Figure data in JSON:
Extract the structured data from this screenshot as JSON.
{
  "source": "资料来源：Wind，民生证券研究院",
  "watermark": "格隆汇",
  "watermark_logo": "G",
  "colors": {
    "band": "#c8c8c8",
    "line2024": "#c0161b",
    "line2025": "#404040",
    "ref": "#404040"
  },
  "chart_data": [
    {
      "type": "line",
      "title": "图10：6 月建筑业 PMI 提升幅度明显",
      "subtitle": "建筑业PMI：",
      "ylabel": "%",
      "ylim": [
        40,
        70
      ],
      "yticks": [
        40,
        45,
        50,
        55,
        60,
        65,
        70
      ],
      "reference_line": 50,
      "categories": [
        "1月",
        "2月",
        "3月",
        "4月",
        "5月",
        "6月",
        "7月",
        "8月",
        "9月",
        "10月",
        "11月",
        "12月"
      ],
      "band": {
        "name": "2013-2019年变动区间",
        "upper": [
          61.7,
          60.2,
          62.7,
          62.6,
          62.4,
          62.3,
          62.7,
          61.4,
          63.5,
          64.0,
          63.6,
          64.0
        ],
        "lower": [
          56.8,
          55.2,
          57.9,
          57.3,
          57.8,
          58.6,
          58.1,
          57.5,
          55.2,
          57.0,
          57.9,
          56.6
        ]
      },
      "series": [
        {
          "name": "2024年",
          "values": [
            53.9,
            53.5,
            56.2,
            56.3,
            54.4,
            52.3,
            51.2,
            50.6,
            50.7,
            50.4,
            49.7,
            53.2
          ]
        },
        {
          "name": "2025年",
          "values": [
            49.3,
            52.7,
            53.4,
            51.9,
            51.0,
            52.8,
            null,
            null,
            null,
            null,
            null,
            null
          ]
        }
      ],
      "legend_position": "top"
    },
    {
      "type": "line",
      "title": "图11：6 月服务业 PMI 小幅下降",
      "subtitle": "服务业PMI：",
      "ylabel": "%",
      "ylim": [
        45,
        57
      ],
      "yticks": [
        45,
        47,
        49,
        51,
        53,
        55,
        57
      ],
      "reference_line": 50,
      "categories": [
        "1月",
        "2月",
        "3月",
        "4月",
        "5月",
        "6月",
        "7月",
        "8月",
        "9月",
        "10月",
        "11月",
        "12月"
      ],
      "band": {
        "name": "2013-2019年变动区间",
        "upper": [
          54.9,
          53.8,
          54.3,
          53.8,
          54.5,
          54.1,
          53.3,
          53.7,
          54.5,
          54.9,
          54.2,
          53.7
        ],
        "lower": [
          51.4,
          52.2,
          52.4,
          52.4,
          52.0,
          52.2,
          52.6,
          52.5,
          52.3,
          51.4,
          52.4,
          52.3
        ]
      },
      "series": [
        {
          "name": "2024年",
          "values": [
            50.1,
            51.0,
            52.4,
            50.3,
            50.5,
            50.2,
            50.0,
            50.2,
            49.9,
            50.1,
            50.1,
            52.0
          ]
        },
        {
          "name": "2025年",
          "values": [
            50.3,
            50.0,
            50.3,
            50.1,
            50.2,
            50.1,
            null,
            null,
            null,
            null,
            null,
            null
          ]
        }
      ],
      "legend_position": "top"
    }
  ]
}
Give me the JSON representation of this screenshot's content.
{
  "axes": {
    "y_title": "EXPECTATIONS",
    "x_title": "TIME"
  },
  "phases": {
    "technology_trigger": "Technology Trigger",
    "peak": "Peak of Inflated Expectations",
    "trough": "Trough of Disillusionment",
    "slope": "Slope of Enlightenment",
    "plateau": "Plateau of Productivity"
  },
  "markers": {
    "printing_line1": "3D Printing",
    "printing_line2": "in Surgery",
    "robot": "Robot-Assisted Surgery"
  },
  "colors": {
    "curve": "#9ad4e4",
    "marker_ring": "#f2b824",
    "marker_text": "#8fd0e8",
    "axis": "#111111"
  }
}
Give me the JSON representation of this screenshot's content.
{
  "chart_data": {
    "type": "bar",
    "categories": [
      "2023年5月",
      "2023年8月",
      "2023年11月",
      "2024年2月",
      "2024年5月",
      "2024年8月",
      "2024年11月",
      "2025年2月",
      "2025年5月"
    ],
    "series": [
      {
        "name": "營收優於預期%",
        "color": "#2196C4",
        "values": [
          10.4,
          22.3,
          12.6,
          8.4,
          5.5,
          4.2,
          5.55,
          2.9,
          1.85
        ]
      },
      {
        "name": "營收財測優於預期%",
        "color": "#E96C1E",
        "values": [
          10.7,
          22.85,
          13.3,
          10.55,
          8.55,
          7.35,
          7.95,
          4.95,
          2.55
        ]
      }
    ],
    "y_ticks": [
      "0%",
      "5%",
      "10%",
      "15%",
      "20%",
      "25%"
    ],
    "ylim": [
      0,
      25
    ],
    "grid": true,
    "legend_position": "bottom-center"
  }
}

Prompt
Return the listing above word for word.

Complete answer
Extract the structured data from this screenshot as JSON.
{
  "source": "资料来源：Wind，民生证券研究院",
  "watermark": "格隆汇",
  "watermark_logo": "G",
  "colors": {
    "band": "#c8c8c8",
    "line2024": "#c0161b",
    "line2025": "#404040",
    "ref": "#404040"
  },
  "chart_data": [
    {
      "type": "line",
      "title": "图10：6 月建筑业 PMI 提升幅度明显",
      "subtitle": "建筑业PMI：",
      "ylabel": "%",
      "ylim": [
        40,
        70
      ],
      "yticks": [
        40,
        45,
        50,
        55,
        60,
        65,
        70
      ],
      "reference_line": 50,
      "categories": [
        "1月",
        "2月",
        "3月",
        "4月",
        "5月",
        "6月",
        "7月",
        "8月",
        "9月",
        "10月",
        "11月",
        "12月"
      ],
      "band": {
        "name": "2013-2019年变动区间",
        "upper": [
          61.7,
          60.2,
          62.7,
          62.6,
          62.4,
          62.3,
          62.7,
          61.4,
          63.5,
          64.0,
          63.6,
          64.0
        ],
        "lower": [
          56.8,
          55.2,
          57.9,
          57.3,
          57.8,
          58.6,
          58.1,
          57.5,
          55.2,
          57.0,
          57.9,
          56.6
        ]
      },
      "series": [
        {
          "name": "2024年",
          "values": [
            53.9,
            53.5,
            56.2,
            56.3,
            54.4,
            52.3,
            51.2,
            50.6,
            50.7,
            50.4,
            49.7,
            53.2
          ]
        },
        {
          "name": "2025年",
          "values": [
            49.3,
            52.7,
            53.4,
            51.9,
            51.0,
            52.8,
            null,
            null,
            null,
            null,
            null,
            null
          ]
        }
      ],
      "legend_position": "top"
    },
    {
      "type": "line",
      "title": "图11：6 月服务业 PMI 小幅下降",
      "subtitle": "服务业PMI：",
      "ylabel": "%",
      "ylim": [
        45,
        57
      ],
      "yticks": [
        45,
        47,
        49,
        51,
        53,
        55,
        57
      ],
      "reference_line": 50,
      "categories": [
        "1月",
        "2月",
        "3月",
        "4月",
        "5月",
        "6月",
        "7月",
        "8月",
        "9月",
        "10月",
        "11月",
        "12月"
      ],
      "band": {
        "name": "2013-2019年变动区间",
        "upper": [
          54.9,
          53.8,
          54.3,
          53.8,
          54.5,
          54.1,
          53.3,
          53.7,
          54.5,
          54.9,
          54.2,
          53.7
        ],
        "lower": [
          51.4,
          52.2,
          52.4,
          52.4,
          52.0,
          52.2,
          52.6,
          52.5,
          52.3,
          51.4,
          52.4,
          52.3
        ]
      },
      "series": [
        {
          "name": "2024年",
          "values": [
            50.1,
            51.0,
            52.4,
            50.3,
            50.5,
            50.2,
            50.0,
            50.2,
            49.9,
            50.1,
            50.1,
            52.0
          ]
        },
        {
          "name": "2025年",
          "values": [
            50.3,
            50.0,
            50.3,
            50.1,
            50.2,
            50.1,
            null,
            null,
            null,
            null,
            null,
            null
          ]
        }
      ],
      "legend_position": "top"
    }
  ]
}
Give me the JSON representation of this screenshot's content.
{
  "axes": {
    "y_title": "EXPECTATIONS",
    "x_title": "TIME"
  },
  "phases": {
    "technology_trigger": "Technology Trigger",
    "peak": "Peak of Inflated Expectations",
    "trough": "Trough of Disillusionment",
    "slope": "Slope of Enlightenment",
    "plateau": "Plateau of Productivity"
  },
  "markers": {
    "printing_line1": "3D Printing",
    "printing_line2": "in Surgery",
    "robot": "Robot-Assisted Surgery"
  },
  "colors": {
    "curve": "#9ad4e4",
    "marker_ring": "#f2b824",
    "marker_text": "#8fd0e8",
    "axis": "#111111"
  }
}
Give me the JSON representation of this screenshot's content.
{
  "chart_data": {
    "type": "bar",
    "categories": [
      "2023年5月",
      "2023年8月",
      "2023年11月",
      "2024年2月",
      "2024年5月",
      "2024年8月",
      "2024年11月",
      "2025年2月",
      "2025年5月"
    ],
    "series": [
      {
        "name": "營收優於預期%",
        "color": "#2196C4",
        "values": [
          10.4,
          22.3,
          12.6,
          8.4,
          5.5,
          4.2,
          5.55,
          2.9,
          1.85
        ]
      },
      {
        "name": "營收財測優於預期%",
        "color": "#E96C1E",
        "values": [
          10.7,
          22.85,
          13.3,
          10.55,
          8.55,
          7.35,
          7.95,
          4.95,
          2.55
        ]
      }
    ],
    "y_ticks": [
      "0%",
      "5%",
      "10%",
      "15%",
      "20%",
      "25%"
    ],
    "ylim": [
      0,
      25
    ],
    "grid": true,
    "legend_position": "bottom-center"
  }
}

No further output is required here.